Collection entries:
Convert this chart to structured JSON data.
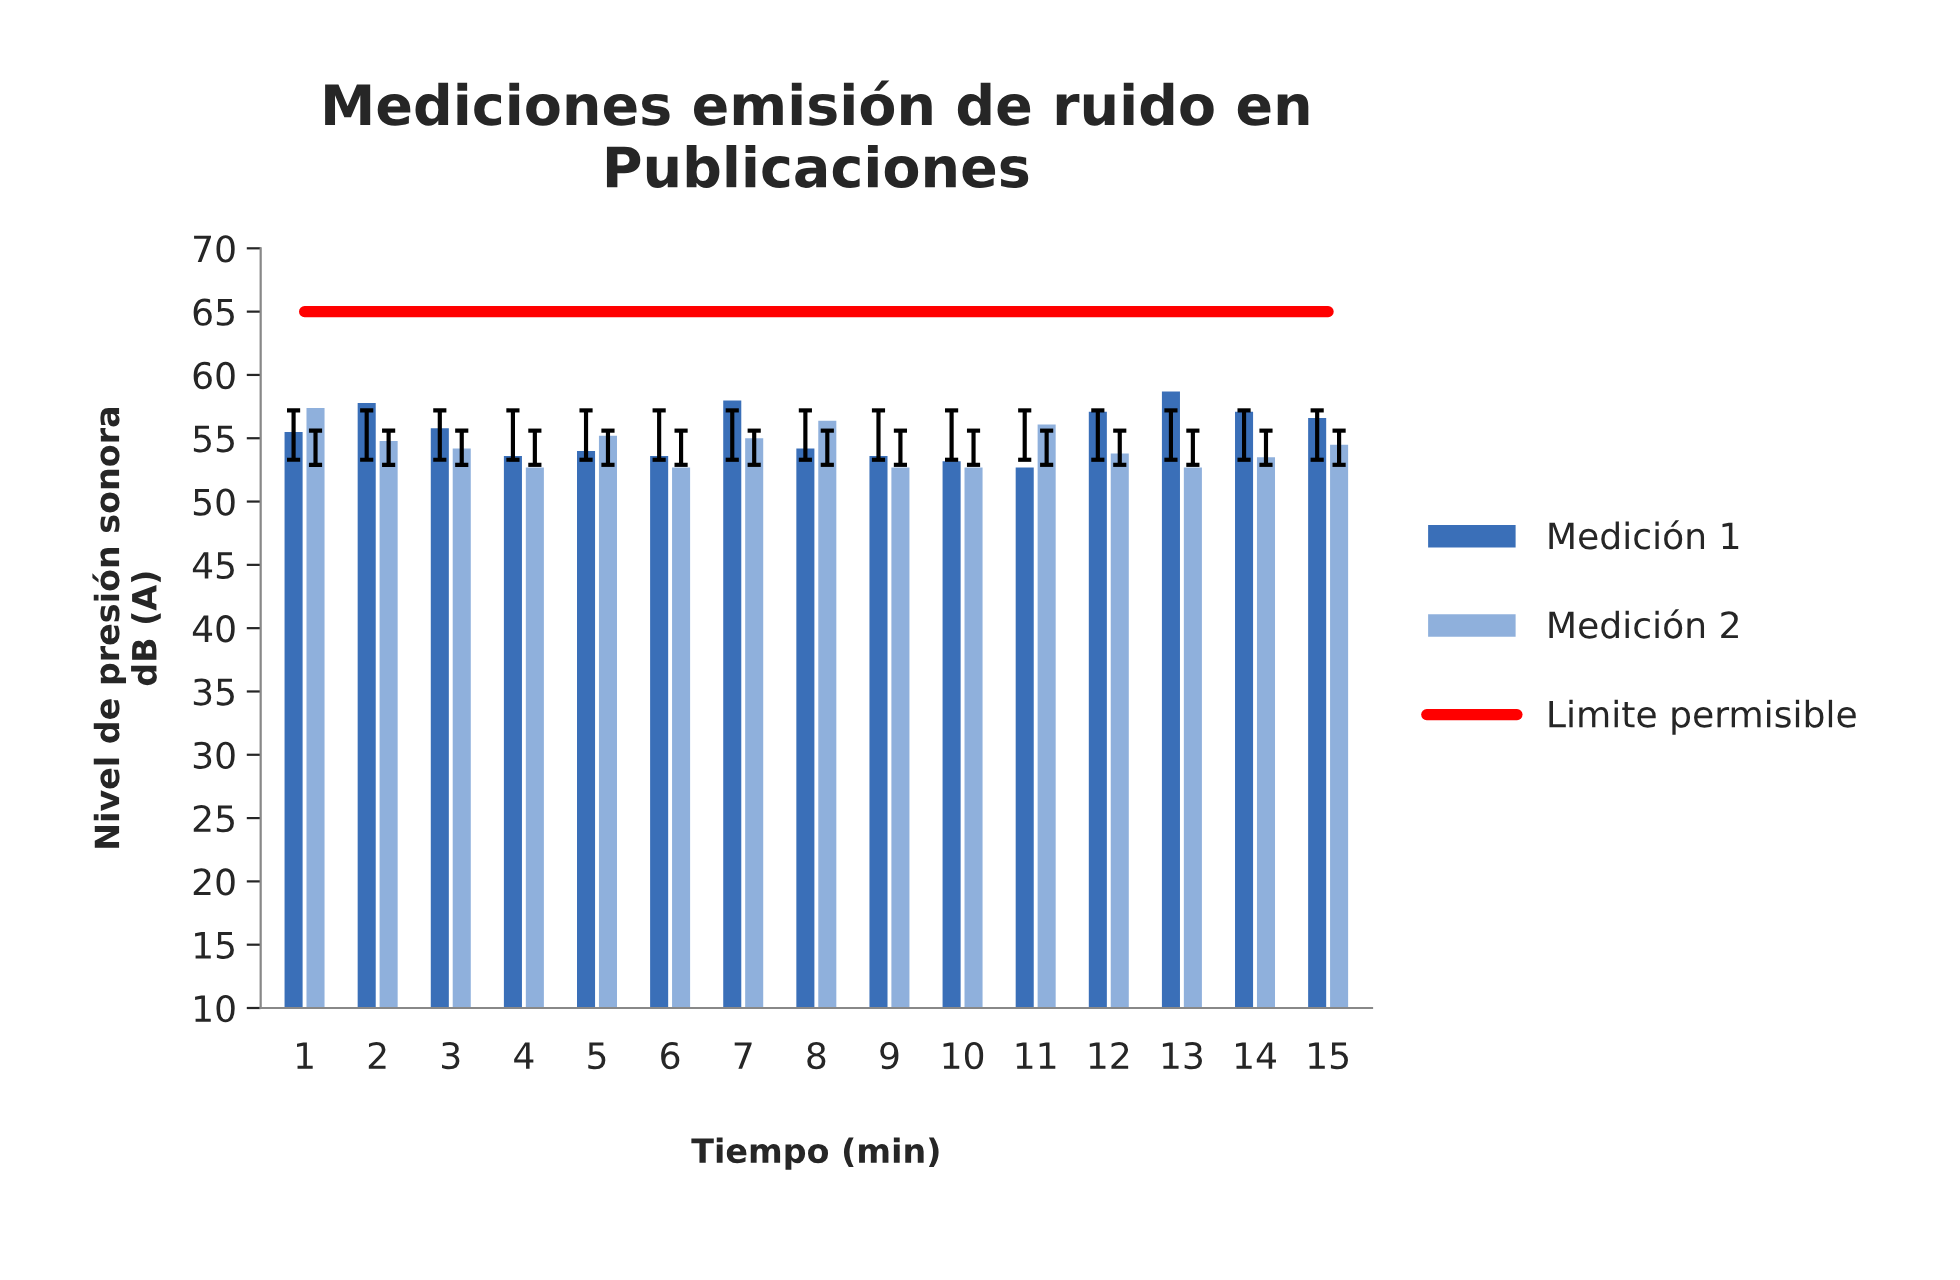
{
  "chart_data": {
    "type": "bar",
    "title": "Mediciones emisión de ruido en\nPublicaciones",
    "xlabel": "Tiempo (min)",
    "ylabel": "Nivel de presión sonora\ndB (A)",
    "categories": [
      "1",
      "2",
      "3",
      "4",
      "5",
      "6",
      "7",
      "8",
      "9",
      "10",
      "11",
      "12",
      "13",
      "14",
      "15"
    ],
    "series": [
      {
        "name": "Medición 1",
        "color": "#3a6fb8",
        "values": [
          55.6,
          57.9,
          55.9,
          53.7,
          54.1,
          53.7,
          58.1,
          54.3,
          53.7,
          53.3,
          52.8,
          57.2,
          58.8,
          57.2,
          56.7
        ],
        "errors": [
          [
            53.3,
            57.2
          ],
          [
            53.3,
            57.2
          ],
          [
            53.3,
            57.2
          ],
          [
            53.3,
            57.2
          ],
          [
            53.3,
            57.2
          ],
          [
            53.3,
            57.2
          ],
          [
            53.3,
            57.2
          ],
          [
            53.3,
            57.2
          ],
          [
            53.3,
            57.2
          ],
          [
            53.3,
            57.2
          ],
          [
            53.3,
            57.2
          ],
          [
            53.3,
            57.2
          ],
          [
            53.3,
            57.2
          ],
          [
            53.3,
            57.2
          ],
          [
            53.3,
            57.2
          ]
        ]
      },
      {
        "name": "Medición 2",
        "color": "#8fb0dc",
        "values": [
          57.5,
          54.9,
          54.3,
          52.8,
          55.3,
          52.8,
          55.1,
          56.5,
          52.8,
          52.8,
          56.2,
          53.9,
          52.8,
          53.6,
          54.6
        ],
        "errors": [
          [
            52.9,
            55.6
          ],
          [
            52.9,
            55.6
          ],
          [
            52.9,
            55.6
          ],
          [
            52.9,
            55.6
          ],
          [
            52.9,
            55.6
          ],
          [
            52.9,
            55.6
          ],
          [
            52.9,
            55.6
          ],
          [
            52.9,
            55.6
          ],
          [
            52.9,
            55.6
          ],
          [
            52.9,
            55.6
          ],
          [
            52.9,
            55.6
          ],
          [
            52.9,
            55.6
          ],
          [
            52.9,
            55.6
          ],
          [
            52.9,
            55.6
          ],
          [
            52.9,
            55.6
          ]
        ]
      },
      {
        "name": "Limite permisible",
        "type": "line",
        "color": "#ff0000",
        "values": [
          65,
          65,
          65,
          65,
          65,
          65,
          65,
          65,
          65,
          65,
          65,
          65,
          65,
          65,
          65
        ]
      }
    ],
    "ylim": [
      10,
      70
    ],
    "yticks": [
      10,
      15,
      20,
      25,
      30,
      35,
      40,
      45,
      50,
      55,
      60,
      65,
      70
    ],
    "grid": false,
    "legend": "right"
  }
}
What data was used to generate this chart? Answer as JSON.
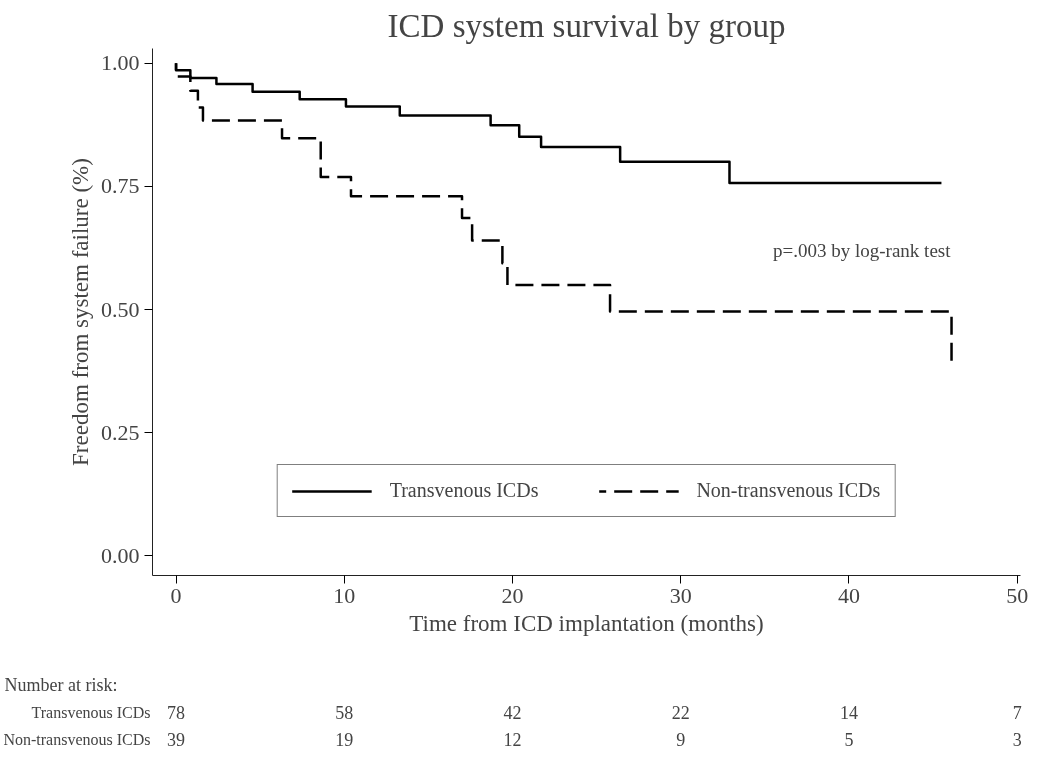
{
  "chart_data": {
    "type": "step",
    "title": "ICD system survival by group",
    "xlabel": "Time from ICD implantation (months)",
    "ylabel": "Freedom from system failure (%)",
    "series": [
      {
        "name": "Transvenous ICDs",
        "color": "#000000",
        "line_style": "solid",
        "x": [
          0,
          0,
          0.85,
          2.4,
          4.55,
          7.35,
          10.1,
          13.3,
          18.7,
          20.4,
          21.7,
          26.4,
          32.9,
          45.5
        ],
        "values": [
          1.0,
          0.986,
          0.97,
          0.958,
          0.942,
          0.927,
          0.912,
          0.894,
          0.874,
          0.851,
          0.83,
          0.8,
          0.757,
          0.757
        ]
      },
      {
        "name": "Non-transvenous ICDs",
        "color": "#000000",
        "line_style": "dashed",
        "x": [
          0,
          0,
          0.85,
          1.3,
          1.6,
          6.3,
          8.6,
          10.4,
          17.0,
          17.6,
          19.4,
          19.7,
          25.8,
          46.1,
          46.4
        ],
        "values": [
          1.0,
          0.973,
          0.944,
          0.91,
          0.884,
          0.848,
          0.769,
          0.73,
          0.686,
          0.64,
          0.594,
          0.55,
          0.496,
          0.392,
          0.392
        ]
      }
    ],
    "xlim": [
      -1.4,
      50.2
    ],
    "ylim": [
      -0.04,
      1.03
    ],
    "xticks": [
      0,
      10,
      20,
      30,
      40,
      50
    ],
    "yticks": [
      {
        "value": 0,
        "label": "0.00"
      },
      {
        "value": 0.25,
        "label": "0.25"
      },
      {
        "value": 0.5,
        "label": "0.50"
      },
      {
        "value": 0.75,
        "label": "0.75"
      },
      {
        "value": 1,
        "label": "1.00"
      }
    ],
    "grid": false,
    "legend": "bottom",
    "marker": "none",
    "annotations": [
      "p=.003 by log-rank test",
      "Number at risk:",
      "Transvenous ICDs",
      "78",
      "58",
      "42",
      "22",
      "14",
      "7",
      "Non-transvenous ICDs",
      "39",
      "19",
      "12",
      "9",
      "5",
      "3"
    ]
  }
}
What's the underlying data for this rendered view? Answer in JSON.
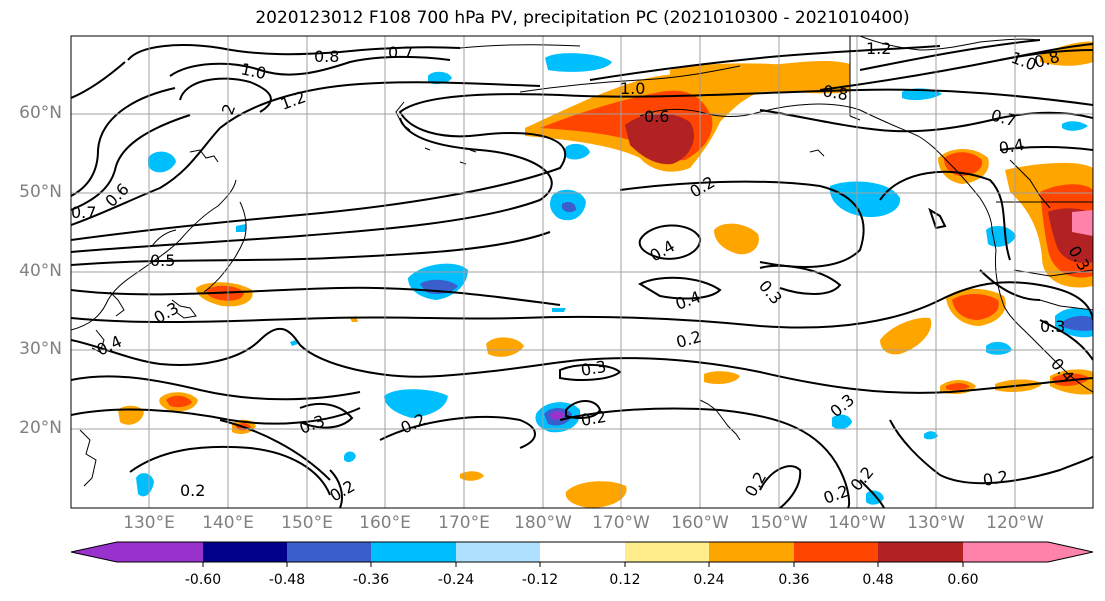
{
  "title": "2020123012 F108 700 hPa PV, precipitation PC (2021010300 - 2021010400)",
  "lat_labels": [
    "60°N",
    "50°N",
    "40°N",
    "30°N",
    "20°N"
  ],
  "lon_labels": [
    "130°E",
    "140°E",
    "150°E",
    "160°E",
    "170°E",
    "180°W",
    "170°W",
    "160°W",
    "150°W",
    "140°W",
    "130°W",
    "120°W"
  ],
  "colorbar": {
    "colors": [
      "#9932cc",
      "#00008b",
      "#3a5fcd",
      "#00bfff",
      "#b0e2ff",
      "#ffffff",
      "#ffec8b",
      "#ffa500",
      "#ff4500",
      "#b22222",
      "#ff82ab"
    ],
    "tick_labels": [
      "-0.60",
      "-0.48",
      "-0.36",
      "-0.24",
      "-0.12",
      "0.12",
      "0.24",
      "0.36",
      "0.48",
      "0.60"
    ]
  },
  "contour_labels": [
    "0.8",
    "0.7",
    "1.0",
    "1.2",
    "2",
    "0.6",
    "0.7",
    "0.5",
    "0.4",
    "0.3",
    "0.2",
    "0.3",
    "0.4",
    "0.4",
    "0.3",
    "0.2",
    "0.3",
    "0.2",
    "0.2",
    "0.2",
    "0.2",
    "0.2",
    "0.3",
    "0.2",
    "0.2",
    "0.2",
    "1.0",
    "0.6",
    "0.8",
    "1.2",
    "0.8",
    "1.0",
    "0.7",
    "0.4",
    "0.3",
    "0.4",
    "0.3"
  ]
}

* _The request_: Which lines above contain the word "from"? Copy each of them.

* _Worked answer_:
    "xlabel": "Time from ICD implantation (months)",
    "ylabel": "Freedom from system failure (%)",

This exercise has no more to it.